──────── Task material ────────
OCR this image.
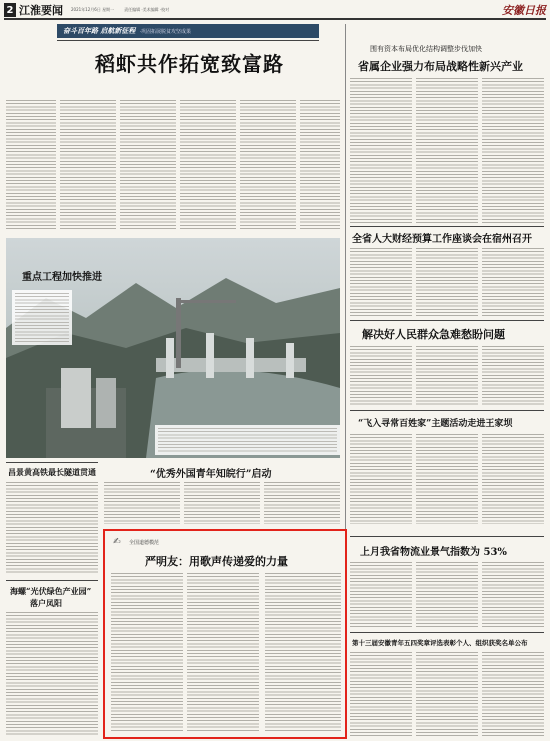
2 江淮要闻 2021年12月6日 星期一	责任编辑 ·美术编辑 ·校对	安徽日报
奋斗百年路 启航新征程 ·巩固拓展脱贫攻坚成果
稻虾共作拓宽致富路
围有资本布局优化结构调整步伐加快
省属企业强力布局战略性新兴产业
全省人大财经预算工作座谈会在宿州召开
解决好人民群众急难愁盼问题
“飞入寻常百姓家”主题活动走进王家坝
上月我省物流业景气指数为 53%
第十三届安徽青年五四奖章评选表彰个人、组织获奖名单公布
重点工程加快推进
昌景黄高铁最长隧道贯通
海螺“光伏绿色产业园”
落户凤阳
“优秀外国青年知皖行”启动
✍ 全国道德模范
严明友：用歌声传递爱的力量
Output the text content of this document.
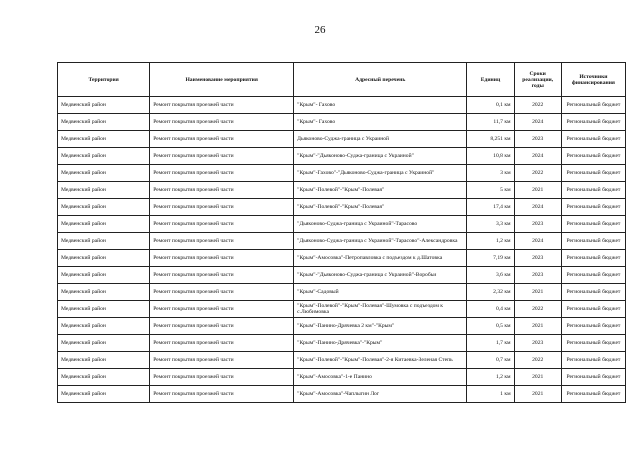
26
Территория	Наименование мероприятия	Адресный перечень	Единиц	Сроки реализации, годы	Источники финансирования
Медвенский район	Ремонт покрытия проезжей части	"Крым"- Гахово	0,1 км	2022	Региональный бюджет
Медвенский район	Ремонт покрытия проезжей части	"Крым"- Гахово	11,7 км	2024	Региональный бюджет
Медвенский район	Ремонт покрытия проезжей части	Дьяконово-Суджа-граница с Украиной	8,251 км	2023	Региональный бюджет
Медвенский район	Ремонт покрытия проезжей части	"Крым"-"Дьяконово-Суджа-граница с Украиной"	10,8 км	2024	Региональный бюджет
Медвенский район	Ремонт покрытия проезжей части	"Крым"-Гахово"-"Дьяконово-Суджа-граница с Украиной"	3 км	2022	Региональный бюджет
Медвенский район	Ремонт покрытия проезжей части	"Крым"-Полевой"-"Крым"-Полевая"	5 км	2021	Региональный бюджет
Медвенский район	Ремонт покрытия проезжей части	"Крым"-Полевой"-"Крым"-Полевая"	17,4 км	2024	Региональный бюджет
Медвенский район	Ремонт покрытия проезжей части	"Дьяконово-Суджа-граница с Украиной"-Тарасово	3,3 км	2023	Региональный бюджет
Медвенский район	Ремонт покрытия проезжей части	"Дьяконово-Суджа-граница с Украиной"-Тарасово"-Александровка	1,2 км	2024	Региональный бюджет
Медвенский район	Ремонт покрытия проезжей части	"Крым"-Амосовка"-Петропавловка с подъездом к д.Шатовка	7,19 км	2023	Региональный бюджет
Медвенский район	Ремонт покрытия проезжей части	"Крым"-"Дьяконово-Суджа-граница с Украиной"-Воробьи	3,6 км	2023	Региональный бюджет
Медвенский район	Ремонт покрытия проезжей части	"Крым"-Садовый	2,32 км	2021	Региональный бюджет
Медвенский район	Ремонт покрытия проезжей части	"Крым"-Полевой"-"Крым"-Полевая"-Шумовка с подъездом к с.Любимовка	0,4 км	2022	Региональный бюджет
Медвенский район	Ремонт покрытия проезжей части	"Крым"-Панино-Дрячевка 2 км"-"Крым"	0,5 км	2021	Региональный бюджет
Медвенский район	Ремонт покрытия проезжей части	"Крым"-Панино-Дрячевка"-"Крым"	1,7 км	2023	Региональный бюджет
Медвенский район	Ремонт покрытия проезжей части	"Крым"-Полевой"-"Крым"-Полевая"-2-я Китаевка-Зеленая Степь	0,7 км	2022	Региональный бюджет
Медвенский район	Ремонт покрытия проезжей части	"Крым"-Амосовка"-1-е Панино	1,2 км	2021	Региональный бюджет
Медвенский район	Ремонт покрытия проезжей части	"Крым"-Амосовка"-Чаплыгин Лог	1 км	2021	Региональный бюджет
────────
Identify all lines in the records above with the word "Суджа".

Медвенский район	Ремонт покрытия проезжей части	Дьяконово-Суджа-граница с Украиной	8,251 км	2023	Региональный бюджет
Медвенский район	Ремонт покрытия проезжей части	"Крым"-"Дьяконово-Суджа-граница с Украиной"	10,8 км	2024	Региональный бюджет
Медвенский район	Ремонт покрытия проезжей части	"Крым"-Гахово"-"Дьяконово-Суджа-граница с Украиной"	3 км	2022	Региональный бюджет
Медвенский район	Ремонт покрытия проезжей части	"Дьяконово-Суджа-граница с Украиной"-Тарасово	3,3 км	2023	Региональный бюджет
Медвенский район	Ремонт покрытия проезжей части	"Дьяконово-Суджа-граница с Украиной"-Тарасово"-Александровка	1,2 км	2024	Региональный бюджет
Медвенский район	Ремонт покрытия проезжей части	"Крым"-"Дьяконово-Суджа-граница с Украиной"-Воробьи	3,6 км	2023	Региональный бюджет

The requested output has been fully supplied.